> **SHORT PROBLEM**
Could you write out every entry exactly as it stands?

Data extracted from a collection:
----

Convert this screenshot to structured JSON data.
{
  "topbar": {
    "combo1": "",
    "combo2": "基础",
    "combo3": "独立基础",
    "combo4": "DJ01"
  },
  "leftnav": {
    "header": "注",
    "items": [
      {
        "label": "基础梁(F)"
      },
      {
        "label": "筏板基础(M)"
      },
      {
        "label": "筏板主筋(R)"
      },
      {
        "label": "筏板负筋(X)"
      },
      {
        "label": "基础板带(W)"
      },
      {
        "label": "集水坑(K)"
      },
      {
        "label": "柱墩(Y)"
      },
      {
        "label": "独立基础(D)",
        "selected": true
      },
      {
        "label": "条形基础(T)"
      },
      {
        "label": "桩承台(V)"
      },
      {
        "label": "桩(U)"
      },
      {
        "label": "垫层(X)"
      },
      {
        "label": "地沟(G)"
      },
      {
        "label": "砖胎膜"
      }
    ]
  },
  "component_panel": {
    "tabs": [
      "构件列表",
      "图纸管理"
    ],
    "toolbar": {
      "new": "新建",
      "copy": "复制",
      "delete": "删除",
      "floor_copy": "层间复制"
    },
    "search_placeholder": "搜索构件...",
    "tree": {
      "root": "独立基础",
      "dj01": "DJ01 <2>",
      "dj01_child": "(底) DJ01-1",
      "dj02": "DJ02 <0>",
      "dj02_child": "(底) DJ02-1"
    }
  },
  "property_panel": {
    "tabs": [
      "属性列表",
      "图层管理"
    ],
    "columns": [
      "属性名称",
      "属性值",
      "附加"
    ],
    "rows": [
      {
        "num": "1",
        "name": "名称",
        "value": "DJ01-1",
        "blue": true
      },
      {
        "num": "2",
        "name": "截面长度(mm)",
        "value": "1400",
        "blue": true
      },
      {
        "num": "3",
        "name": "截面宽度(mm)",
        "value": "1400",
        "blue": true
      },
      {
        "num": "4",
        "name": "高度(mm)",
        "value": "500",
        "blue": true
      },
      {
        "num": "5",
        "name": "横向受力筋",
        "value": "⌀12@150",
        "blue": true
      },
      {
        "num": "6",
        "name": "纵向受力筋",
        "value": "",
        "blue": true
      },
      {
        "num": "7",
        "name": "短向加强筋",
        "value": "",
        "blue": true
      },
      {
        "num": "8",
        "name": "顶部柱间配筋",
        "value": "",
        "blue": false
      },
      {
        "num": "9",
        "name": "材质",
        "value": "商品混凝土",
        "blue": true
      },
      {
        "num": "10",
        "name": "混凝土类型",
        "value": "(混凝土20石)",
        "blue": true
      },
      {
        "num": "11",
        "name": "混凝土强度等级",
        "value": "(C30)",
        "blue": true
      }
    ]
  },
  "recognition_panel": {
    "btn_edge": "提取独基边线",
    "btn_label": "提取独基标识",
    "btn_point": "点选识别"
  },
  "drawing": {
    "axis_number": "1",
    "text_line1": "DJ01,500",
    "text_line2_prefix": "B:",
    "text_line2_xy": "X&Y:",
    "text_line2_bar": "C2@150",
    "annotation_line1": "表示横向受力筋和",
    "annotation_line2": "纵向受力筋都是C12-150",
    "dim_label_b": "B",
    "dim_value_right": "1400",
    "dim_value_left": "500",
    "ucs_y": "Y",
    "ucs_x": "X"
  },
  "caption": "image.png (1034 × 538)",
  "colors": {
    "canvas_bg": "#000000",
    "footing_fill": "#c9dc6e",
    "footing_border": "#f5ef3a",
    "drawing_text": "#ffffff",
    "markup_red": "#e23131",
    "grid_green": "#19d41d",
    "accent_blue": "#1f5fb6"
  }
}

----

> **RESPONSE TO THE EXERCISE**
Convert this screenshot to structured JSON data.
{
  "topbar": {
    "combo1": "",
    "combo2": "基础",
    "combo3": "独立基础",
    "combo4": "DJ01"
  },
  "leftnav": {
    "header": "注",
    "items": [
      {
        "label": "基础梁(F)"
      },
      {
        "label": "筏板基础(M)"
      },
      {
        "label": "筏板主筋(R)"
      },
      {
        "label": "筏板负筋(X)"
      },
      {
        "label": "基础板带(W)"
      },
      {
        "label": "集水坑(K)"
      },
      {
        "label": "柱墩(Y)"
      },
      {
        "label": "独立基础(D)",
        "selected": true
      },
      {
        "label": "条形基础(T)"
      },
      {
        "label": "桩承台(V)"
      },
      {
        "label": "桩(U)"
      },
      {
        "label": "垫层(X)"
      },
      {
        "label": "地沟(G)"
      },
      {
        "label": "砖胎膜"
      }
    ]
  },
  "component_panel": {
    "tabs": [
      "构件列表",
      "图纸管理"
    ],
    "toolbar": {
      "new": "新建",
      "copy": "复制",
      "delete": "删除",
      "floor_copy": "层间复制"
    },
    "search_placeholder": "搜索构件...",
    "tree": {
      "root": "独立基础",
      "dj01": "DJ01 <2>",
      "dj01_child": "(底) DJ01-1",
      "dj02": "DJ02 <0>",
      "dj02_child": "(底) DJ02-1"
    }
  },
  "property_panel": {
    "tabs": [
      "属性列表",
      "图层管理"
    ],
    "columns": [
      "属性名称",
      "属性值",
      "附加"
    ],
    "rows": [
      {
        "num": "1",
        "name": "名称",
        "value": "DJ01-1",
        "blue": true
      },
      {
        "num": "2",
        "name": "截面长度(mm)",
        "value": "1400",
        "blue": true
      },
      {
        "num": "3",
        "name": "截面宽度(mm)",
        "value": "1400",
        "blue": true
      },
      {
        "num": "4",
        "name": "高度(mm)",
        "value": "500",
        "blue": true
      },
      {
        "num": "5",
        "name": "横向受力筋",
        "value": "⌀12@150",
        "blue": true
      },
      {
        "num": "6",
        "name": "纵向受力筋",
        "value": "",
        "blue": true
      },
      {
        "num": "7",
        "name": "短向加强筋",
        "value": "",
        "blue": true
      },
      {
        "num": "8",
        "name": "顶部柱间配筋",
        "value": "",
        "blue": false
      },
      {
        "num": "9",
        "name": "材质",
        "value": "商品混凝土",
        "blue": true
      },
      {
        "num": "10",
        "name": "混凝土类型",
        "value": "(混凝土20石)",
        "blue": true
      },
      {
        "num": "11",
        "name": "混凝土强度等级",
        "value": "(C30)",
        "blue": true
      }
    ]
  },
  "recognition_panel": {
    "btn_edge": "提取独基边线",
    "btn_label": "提取独基标识",
    "btn_point": "点选识别"
  },
  "drawing": {
    "axis_number": "1",
    "text_line1": "DJ01,500",
    "text_line2_prefix": "B:",
    "text_line2_xy": "X&Y:",
    "text_line2_bar": "C2@150",
    "annotation_line1": "表示横向受力筋和",
    "annotation_line2": "纵向受力筋都是C12-150",
    "dim_label_b": "B",
    "dim_value_right": "1400",
    "dim_value_left": "500",
    "ucs_y": "Y",
    "ucs_x": "X"
  },
  "caption": "image.png (1034 × 538)",
  "colors": {
    "canvas_bg": "#000000",
    "footing_fill": "#c9dc6e",
    "footing_border": "#f5ef3a",
    "drawing_text": "#ffffff",
    "markup_red": "#e23131",
    "grid_green": "#19d41d",
    "accent_blue": "#1f5fb6"
  }
}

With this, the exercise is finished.